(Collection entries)
┏━━
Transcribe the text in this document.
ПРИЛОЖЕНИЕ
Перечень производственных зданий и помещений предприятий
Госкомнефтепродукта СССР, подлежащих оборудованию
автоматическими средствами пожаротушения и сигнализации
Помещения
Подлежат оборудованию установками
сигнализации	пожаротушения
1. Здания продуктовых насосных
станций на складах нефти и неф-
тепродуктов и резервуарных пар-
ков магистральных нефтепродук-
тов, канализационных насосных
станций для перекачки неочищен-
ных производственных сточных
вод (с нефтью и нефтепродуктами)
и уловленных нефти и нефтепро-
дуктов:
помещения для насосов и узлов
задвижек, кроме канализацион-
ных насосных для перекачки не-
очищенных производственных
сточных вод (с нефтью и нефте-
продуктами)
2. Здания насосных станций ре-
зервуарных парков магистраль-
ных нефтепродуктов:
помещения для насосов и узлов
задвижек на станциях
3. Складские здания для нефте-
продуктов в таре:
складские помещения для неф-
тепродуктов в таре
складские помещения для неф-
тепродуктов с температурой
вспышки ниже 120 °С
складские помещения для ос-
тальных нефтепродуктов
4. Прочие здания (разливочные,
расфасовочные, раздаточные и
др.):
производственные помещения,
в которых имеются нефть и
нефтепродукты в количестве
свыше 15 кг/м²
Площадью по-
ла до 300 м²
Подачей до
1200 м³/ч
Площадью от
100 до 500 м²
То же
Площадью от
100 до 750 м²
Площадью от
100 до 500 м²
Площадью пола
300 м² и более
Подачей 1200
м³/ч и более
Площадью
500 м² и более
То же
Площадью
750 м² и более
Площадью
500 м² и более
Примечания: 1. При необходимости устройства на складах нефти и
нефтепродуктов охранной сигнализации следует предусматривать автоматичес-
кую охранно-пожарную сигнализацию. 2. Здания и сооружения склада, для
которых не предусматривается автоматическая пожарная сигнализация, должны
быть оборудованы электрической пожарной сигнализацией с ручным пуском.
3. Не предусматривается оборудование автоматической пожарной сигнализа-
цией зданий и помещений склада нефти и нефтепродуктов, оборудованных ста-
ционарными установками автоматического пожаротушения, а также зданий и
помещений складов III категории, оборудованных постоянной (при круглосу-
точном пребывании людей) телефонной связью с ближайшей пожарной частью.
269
┗━━
**Aim of the task**
Write out every record verbatim.

**Answer to this exercise**
Transcribe the text in this document.
ПРИЛОЖЕНИЕ
Перечень производственных зданий и помещений предприятий
Госкомнефтепродукта СССР, подлежащих оборудованию
автоматическими средствами пожаротушения и сигнализации
Помещения
Подлежат оборудованию установками
сигнализации	пожаротушения
1. Здания продуктовых насосных
станций на складах нефти и неф-
тепродуктов и резервуарных пар-
ков магистральных нефтепродук-
тов, канализационных насосных
станций для перекачки неочищен-
ных производственных сточных
вод (с нефтью и нефтепродуктами)
и уловленных нефти и нефтепро-
дуктов:
помещения для насосов и узлов
задвижек, кроме канализацион-
ных насосных для перекачки не-
очищенных производственных
сточных вод (с нефтью и нефте-
продуктами)
2. Здания насосных станций ре-
зервуарных парков магистраль-
ных нефтепродуктов:
помещения для насосов и узлов
задвижек на станциях
3. Складские здания для нефте-
продуктов в таре:
складские помещения для неф-
тепродуктов в таре
складские помещения для неф-
тепродуктов с температурой
вспышки ниже 120 °С
складские помещения для ос-
тальных нефтепродуктов
4. Прочие здания (разливочные,
расфасовочные, раздаточные и
др.):
производственные помещения,
в которых имеются нефть и
нефтепродукты в количестве
свыше 15 кг/м²
Площадью по-
ла до 300 м²
Подачей до
1200 м³/ч
Площадью от
100 до 500 м²
То же
Площадью от
100 до 750 м²
Площадью от
100 до 500 м²
Площадью пола
300 м² и более
Подачей 1200
м³/ч и более
Площадью
500 м² и более
То же
Площадью
750 м² и более
Площадью
500 м² и более
Примечания: 1. При необходимости устройства на складах нефти и
нефтепродуктов охранной сигнализации следует предусматривать автоматичес-
кую охранно-пожарную сигнализацию. 2. Здания и сооружения склада, для
которых не предусматривается автоматическая пожарная сигнализация, должны
быть оборудованы электрической пожарной сигнализацией с ручным пуском.
3. Не предусматривается оборудование автоматической пожарной сигнализа-
цией зданий и помещений склада нефти и нефтепродуктов, оборудованных ста-
ционарными установками автоматического пожаротушения, а также зданий и
помещений складов III категории, оборудованных постоянной (при круглосу-
точном пребывании людей) телефонной связью с ближайшей пожарной частью.
269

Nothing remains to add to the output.